- _PROBLEM TO WORK ON_
Could you print all the entries exactly?

- _DATASET ENTRIES_

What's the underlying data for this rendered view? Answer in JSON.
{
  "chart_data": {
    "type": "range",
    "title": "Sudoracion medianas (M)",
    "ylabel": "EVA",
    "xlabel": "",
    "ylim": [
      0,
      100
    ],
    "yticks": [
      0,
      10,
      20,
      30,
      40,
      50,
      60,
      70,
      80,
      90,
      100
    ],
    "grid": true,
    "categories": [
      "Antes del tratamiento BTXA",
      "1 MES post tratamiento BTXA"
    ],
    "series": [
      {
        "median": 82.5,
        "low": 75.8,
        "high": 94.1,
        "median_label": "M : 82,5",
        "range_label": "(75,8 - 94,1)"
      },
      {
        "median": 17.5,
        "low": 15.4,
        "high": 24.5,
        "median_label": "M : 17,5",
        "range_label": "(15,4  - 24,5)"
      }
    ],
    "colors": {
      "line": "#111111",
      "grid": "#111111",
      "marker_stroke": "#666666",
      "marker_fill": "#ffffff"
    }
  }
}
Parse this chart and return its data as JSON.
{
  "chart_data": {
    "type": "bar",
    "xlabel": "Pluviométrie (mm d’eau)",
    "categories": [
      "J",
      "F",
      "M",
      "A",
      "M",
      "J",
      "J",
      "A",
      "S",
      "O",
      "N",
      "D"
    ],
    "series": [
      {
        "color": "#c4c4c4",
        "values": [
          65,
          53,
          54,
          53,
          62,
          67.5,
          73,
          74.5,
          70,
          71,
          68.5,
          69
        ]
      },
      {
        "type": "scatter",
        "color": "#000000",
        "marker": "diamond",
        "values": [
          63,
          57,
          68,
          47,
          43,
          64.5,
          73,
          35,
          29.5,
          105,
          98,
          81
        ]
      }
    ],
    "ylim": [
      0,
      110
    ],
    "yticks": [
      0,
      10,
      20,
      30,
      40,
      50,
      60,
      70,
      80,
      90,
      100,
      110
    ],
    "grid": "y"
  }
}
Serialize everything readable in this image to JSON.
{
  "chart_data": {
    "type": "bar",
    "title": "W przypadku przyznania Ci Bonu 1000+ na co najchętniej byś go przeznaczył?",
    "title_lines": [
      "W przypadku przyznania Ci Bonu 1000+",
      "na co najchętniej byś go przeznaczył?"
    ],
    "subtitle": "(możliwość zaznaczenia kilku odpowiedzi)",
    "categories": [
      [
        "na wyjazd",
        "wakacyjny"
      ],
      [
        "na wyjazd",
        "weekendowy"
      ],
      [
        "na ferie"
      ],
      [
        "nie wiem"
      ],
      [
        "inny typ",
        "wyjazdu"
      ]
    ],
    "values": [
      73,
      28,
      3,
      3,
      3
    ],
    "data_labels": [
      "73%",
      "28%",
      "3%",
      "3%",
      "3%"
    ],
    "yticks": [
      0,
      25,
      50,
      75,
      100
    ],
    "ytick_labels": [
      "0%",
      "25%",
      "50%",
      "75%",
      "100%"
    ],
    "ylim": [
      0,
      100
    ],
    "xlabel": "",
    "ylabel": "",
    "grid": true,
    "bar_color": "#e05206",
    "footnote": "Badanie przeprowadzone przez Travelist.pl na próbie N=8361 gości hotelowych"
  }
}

- _ANSWER TO THE EXERCISE_
What's the underlying data for this rendered view? Answer in JSON.
{
  "chart_data": {
    "type": "range",
    "title": "Sudoracion medianas (M)",
    "ylabel": "EVA",
    "xlabel": "",
    "ylim": [
      0,
      100
    ],
    "yticks": [
      0,
      10,
      20,
      30,
      40,
      50,
      60,
      70,
      80,
      90,
      100
    ],
    "grid": true,
    "categories": [
      "Antes del tratamiento BTXA",
      "1 MES post tratamiento BTXA"
    ],
    "series": [
      {
        "median": 82.5,
        "low": 75.8,
        "high": 94.1,
        "median_label": "M : 82,5",
        "range_label": "(75,8 - 94,1)"
      },
      {
        "median": 17.5,
        "low": 15.4,
        "high": 24.5,
        "median_label": "M : 17,5",
        "range_label": "(15,4  - 24,5)"
      }
    ],
    "colors": {
      "line": "#111111",
      "grid": "#111111",
      "marker_stroke": "#666666",
      "marker_fill": "#ffffff"
    }
  }
}
Parse this chart and return its data as JSON.
{
  "chart_data": {
    "type": "bar",
    "xlabel": "Pluviométrie (mm d’eau)",
    "categories": [
      "J",
      "F",
      "M",
      "A",
      "M",
      "J",
      "J",
      "A",
      "S",
      "O",
      "N",
      "D"
    ],
    "series": [
      {
        "color": "#c4c4c4",
        "values": [
          65,
          53,
          54,
          53,
          62,
          67.5,
          73,
          74.5,
          70,
          71,
          68.5,
          69
        ]
      },
      {
        "type": "scatter",
        "color": "#000000",
        "marker": "diamond",
        "values": [
          63,
          57,
          68,
          47,
          43,
          64.5,
          73,
          35,
          29.5,
          105,
          98,
          81
        ]
      }
    ],
    "ylim": [
      0,
      110
    ],
    "yticks": [
      0,
      10,
      20,
      30,
      40,
      50,
      60,
      70,
      80,
      90,
      100,
      110
    ],
    "grid": "y"
  }
}
Serialize everything readable in this image to JSON.
{
  "chart_data": {
    "type": "bar",
    "title": "W przypadku przyznania Ci Bonu 1000+ na co najchętniej byś go przeznaczył?",
    "title_lines": [
      "W przypadku przyznania Ci Bonu 1000+",
      "na co najchętniej byś go przeznaczył?"
    ],
    "subtitle": "(możliwość zaznaczenia kilku odpowiedzi)",
    "categories": [
      [
        "na wyjazd",
        "wakacyjny"
      ],
      [
        "na wyjazd",
        "weekendowy"
      ],
      [
        "na ferie"
      ],
      [
        "nie wiem"
      ],
      [
        "inny typ",
        "wyjazdu"
      ]
    ],
    "values": [
      73,
      28,
      3,
      3,
      3
    ],
    "data_labels": [
      "73%",
      "28%",
      "3%",
      "3%",
      "3%"
    ],
    "yticks": [
      0,
      25,
      50,
      75,
      100
    ],
    "ytick_labels": [
      "0%",
      "25%",
      "50%",
      "75%",
      "100%"
    ],
    "ylim": [
      0,
      100
    ],
    "xlabel": "",
    "ylabel": "",
    "grid": true,
    "bar_color": "#e05206",
    "footnote": "Badanie przeprowadzone przez Travelist.pl na próbie N=8361 gości hotelowych"
  }
}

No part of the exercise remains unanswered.